**Raw records**.
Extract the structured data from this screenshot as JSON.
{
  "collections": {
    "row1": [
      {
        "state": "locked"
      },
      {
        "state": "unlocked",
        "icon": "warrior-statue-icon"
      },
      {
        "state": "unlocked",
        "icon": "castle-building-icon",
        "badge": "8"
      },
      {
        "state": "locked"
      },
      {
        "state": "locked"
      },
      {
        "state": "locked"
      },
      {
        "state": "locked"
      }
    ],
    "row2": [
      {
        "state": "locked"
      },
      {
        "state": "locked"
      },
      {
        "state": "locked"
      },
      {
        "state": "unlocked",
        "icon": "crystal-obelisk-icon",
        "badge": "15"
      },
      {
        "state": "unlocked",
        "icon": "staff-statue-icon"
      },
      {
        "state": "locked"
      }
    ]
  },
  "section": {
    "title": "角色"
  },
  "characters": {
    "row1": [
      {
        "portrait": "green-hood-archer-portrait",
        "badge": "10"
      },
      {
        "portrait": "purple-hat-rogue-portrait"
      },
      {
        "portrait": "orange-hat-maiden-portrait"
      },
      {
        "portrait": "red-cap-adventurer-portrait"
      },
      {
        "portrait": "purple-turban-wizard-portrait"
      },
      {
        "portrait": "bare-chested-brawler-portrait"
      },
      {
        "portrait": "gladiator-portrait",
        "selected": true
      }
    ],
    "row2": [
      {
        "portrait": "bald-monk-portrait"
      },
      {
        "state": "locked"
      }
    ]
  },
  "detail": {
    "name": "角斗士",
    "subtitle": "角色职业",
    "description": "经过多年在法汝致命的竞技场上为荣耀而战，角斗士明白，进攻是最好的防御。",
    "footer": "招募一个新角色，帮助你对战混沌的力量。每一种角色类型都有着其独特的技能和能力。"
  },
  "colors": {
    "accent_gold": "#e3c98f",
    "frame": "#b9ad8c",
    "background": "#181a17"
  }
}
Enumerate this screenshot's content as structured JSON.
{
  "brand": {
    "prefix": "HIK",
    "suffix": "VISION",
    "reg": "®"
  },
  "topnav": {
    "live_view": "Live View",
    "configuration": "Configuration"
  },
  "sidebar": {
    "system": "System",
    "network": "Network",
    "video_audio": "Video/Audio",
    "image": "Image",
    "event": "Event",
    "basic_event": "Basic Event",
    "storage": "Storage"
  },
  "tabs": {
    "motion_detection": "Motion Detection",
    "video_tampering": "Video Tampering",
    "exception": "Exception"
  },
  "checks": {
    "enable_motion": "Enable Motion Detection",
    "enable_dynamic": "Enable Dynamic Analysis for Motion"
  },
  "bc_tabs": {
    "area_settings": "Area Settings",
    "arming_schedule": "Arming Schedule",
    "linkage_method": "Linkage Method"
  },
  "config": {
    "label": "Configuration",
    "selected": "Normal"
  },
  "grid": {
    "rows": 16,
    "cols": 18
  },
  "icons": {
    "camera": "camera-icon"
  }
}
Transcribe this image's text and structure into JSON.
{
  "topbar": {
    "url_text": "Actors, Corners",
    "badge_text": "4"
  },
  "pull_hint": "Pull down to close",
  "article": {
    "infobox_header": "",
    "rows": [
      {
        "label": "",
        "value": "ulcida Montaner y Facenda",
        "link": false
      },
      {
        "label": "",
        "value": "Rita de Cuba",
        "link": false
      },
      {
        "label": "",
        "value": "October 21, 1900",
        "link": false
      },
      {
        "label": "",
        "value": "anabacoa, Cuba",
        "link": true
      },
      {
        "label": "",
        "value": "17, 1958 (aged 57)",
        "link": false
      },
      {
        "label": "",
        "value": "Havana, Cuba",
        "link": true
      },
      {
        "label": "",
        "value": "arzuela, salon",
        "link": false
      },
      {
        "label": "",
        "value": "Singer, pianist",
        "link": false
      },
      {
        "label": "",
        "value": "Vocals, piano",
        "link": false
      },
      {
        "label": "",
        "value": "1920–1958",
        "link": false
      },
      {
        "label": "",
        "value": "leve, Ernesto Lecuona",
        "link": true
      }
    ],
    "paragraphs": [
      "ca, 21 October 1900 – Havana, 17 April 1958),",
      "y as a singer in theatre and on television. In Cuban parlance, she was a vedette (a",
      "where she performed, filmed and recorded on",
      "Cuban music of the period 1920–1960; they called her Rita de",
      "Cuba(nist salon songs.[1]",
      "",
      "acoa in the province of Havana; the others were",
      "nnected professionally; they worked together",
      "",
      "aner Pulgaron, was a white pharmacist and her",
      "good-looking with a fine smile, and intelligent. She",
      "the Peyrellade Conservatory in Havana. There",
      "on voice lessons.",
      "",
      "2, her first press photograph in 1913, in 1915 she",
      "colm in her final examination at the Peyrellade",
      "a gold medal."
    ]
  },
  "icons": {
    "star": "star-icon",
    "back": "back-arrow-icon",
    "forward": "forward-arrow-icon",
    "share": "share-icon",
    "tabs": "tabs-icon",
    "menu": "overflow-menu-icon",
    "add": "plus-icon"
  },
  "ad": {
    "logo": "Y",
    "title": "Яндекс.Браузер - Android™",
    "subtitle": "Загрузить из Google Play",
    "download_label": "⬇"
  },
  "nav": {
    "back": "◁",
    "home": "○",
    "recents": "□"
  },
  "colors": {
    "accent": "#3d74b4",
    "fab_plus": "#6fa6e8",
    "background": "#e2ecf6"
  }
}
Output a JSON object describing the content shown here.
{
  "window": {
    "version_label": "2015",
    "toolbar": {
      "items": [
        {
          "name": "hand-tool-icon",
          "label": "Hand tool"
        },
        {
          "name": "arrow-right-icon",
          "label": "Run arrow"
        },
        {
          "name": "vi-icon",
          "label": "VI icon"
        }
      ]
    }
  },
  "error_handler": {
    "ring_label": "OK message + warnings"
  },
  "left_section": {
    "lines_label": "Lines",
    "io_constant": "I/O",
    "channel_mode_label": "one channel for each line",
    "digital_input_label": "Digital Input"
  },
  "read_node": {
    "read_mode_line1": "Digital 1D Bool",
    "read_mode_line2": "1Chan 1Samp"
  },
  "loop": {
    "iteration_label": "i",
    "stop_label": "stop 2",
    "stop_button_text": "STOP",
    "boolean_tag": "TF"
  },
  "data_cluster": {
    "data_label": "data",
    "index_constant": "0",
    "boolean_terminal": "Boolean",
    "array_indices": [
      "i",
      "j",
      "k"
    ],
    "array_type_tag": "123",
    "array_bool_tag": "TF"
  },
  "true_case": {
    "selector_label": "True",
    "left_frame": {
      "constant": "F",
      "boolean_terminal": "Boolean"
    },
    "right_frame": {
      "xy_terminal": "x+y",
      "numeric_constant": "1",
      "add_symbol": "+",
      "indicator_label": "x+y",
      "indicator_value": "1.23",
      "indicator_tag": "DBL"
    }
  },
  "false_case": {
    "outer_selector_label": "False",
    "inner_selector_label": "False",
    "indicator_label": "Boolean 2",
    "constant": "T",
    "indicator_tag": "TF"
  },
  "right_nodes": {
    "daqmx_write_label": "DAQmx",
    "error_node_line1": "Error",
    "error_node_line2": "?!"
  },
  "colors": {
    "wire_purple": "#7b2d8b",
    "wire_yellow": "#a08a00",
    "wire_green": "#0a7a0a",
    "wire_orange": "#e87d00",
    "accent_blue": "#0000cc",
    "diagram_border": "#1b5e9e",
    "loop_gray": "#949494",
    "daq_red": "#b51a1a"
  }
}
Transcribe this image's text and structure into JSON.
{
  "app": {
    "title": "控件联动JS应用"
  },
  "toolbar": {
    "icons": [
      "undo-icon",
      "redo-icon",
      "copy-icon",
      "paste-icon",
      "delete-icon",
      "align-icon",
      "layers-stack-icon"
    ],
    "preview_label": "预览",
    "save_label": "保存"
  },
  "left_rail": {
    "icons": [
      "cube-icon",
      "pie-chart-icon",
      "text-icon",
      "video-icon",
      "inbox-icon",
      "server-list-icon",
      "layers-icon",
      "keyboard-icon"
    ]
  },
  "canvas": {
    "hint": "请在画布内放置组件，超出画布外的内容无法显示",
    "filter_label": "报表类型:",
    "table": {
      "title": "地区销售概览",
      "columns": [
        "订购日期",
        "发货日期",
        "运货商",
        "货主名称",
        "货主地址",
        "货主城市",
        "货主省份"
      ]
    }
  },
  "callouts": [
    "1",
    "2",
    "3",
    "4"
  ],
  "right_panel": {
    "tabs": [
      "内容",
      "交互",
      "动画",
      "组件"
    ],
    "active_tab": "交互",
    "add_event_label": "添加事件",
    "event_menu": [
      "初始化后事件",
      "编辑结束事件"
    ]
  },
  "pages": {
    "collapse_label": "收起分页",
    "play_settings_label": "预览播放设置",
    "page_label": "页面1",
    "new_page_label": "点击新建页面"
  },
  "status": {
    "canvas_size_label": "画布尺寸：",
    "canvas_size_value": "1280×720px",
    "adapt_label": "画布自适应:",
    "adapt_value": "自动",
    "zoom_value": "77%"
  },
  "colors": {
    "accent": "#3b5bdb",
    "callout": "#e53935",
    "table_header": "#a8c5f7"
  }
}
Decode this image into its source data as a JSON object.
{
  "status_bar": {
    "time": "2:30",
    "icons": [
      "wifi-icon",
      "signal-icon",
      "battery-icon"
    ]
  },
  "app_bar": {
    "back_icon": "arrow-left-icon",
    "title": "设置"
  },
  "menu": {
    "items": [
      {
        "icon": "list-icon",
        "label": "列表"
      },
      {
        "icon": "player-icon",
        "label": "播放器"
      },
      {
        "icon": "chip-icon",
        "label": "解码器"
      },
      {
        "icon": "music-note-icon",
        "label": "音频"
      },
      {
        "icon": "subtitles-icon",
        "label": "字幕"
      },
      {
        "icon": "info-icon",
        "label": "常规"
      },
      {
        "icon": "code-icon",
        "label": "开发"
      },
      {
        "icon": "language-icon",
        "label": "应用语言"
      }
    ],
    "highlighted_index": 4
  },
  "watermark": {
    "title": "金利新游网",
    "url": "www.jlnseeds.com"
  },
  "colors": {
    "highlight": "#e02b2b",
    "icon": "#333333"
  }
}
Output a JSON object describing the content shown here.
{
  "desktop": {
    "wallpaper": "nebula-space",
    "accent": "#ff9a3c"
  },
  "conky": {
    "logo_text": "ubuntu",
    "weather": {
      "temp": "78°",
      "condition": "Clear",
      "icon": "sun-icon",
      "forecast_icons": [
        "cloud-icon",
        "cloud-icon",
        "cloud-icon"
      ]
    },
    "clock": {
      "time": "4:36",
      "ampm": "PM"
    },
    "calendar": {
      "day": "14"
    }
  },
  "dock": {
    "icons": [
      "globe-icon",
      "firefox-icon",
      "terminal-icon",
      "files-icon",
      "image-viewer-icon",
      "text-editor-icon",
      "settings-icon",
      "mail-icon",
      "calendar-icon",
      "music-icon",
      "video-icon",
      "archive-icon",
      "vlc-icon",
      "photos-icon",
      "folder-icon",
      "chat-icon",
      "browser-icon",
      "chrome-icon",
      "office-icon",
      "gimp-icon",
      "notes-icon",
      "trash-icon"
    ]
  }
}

**What the task asks**.
Show the lines from the data above that contain the string "Enable".

**Result of the task**.
    "enable_motion": "Enable Motion Detection",
    "enable_dynamic": "Enable Dynamic Analysis for Motion"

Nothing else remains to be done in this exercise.